Find each line with the word "categorías" and say how many there are, nothing else.
##########
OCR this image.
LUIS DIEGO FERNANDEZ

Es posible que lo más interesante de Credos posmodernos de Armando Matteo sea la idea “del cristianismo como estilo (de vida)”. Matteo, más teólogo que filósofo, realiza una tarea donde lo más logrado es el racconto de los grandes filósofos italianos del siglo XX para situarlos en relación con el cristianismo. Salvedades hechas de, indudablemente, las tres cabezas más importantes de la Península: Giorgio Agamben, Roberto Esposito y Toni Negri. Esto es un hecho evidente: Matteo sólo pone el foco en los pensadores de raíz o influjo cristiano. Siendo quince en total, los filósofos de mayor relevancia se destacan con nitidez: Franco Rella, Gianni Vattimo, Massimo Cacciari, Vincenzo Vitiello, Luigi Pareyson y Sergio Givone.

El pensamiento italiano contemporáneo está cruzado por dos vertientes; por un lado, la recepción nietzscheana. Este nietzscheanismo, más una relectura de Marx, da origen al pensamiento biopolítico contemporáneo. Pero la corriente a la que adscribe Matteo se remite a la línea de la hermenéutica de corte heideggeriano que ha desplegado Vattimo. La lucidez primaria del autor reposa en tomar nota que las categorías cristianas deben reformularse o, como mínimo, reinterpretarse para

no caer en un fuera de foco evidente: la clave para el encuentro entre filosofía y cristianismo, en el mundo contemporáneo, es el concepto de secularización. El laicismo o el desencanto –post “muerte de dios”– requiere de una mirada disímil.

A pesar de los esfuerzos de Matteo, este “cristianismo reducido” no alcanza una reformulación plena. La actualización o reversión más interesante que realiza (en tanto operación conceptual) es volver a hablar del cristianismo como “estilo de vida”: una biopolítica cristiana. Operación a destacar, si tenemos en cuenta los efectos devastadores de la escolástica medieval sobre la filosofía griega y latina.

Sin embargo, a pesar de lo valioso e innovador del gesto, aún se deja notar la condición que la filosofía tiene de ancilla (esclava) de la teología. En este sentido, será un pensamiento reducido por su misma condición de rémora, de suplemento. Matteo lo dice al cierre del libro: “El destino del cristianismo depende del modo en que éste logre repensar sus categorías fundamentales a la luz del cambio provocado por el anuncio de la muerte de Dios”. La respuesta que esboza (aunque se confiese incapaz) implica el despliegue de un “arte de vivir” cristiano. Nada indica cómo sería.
##########
:: Task answer ::
2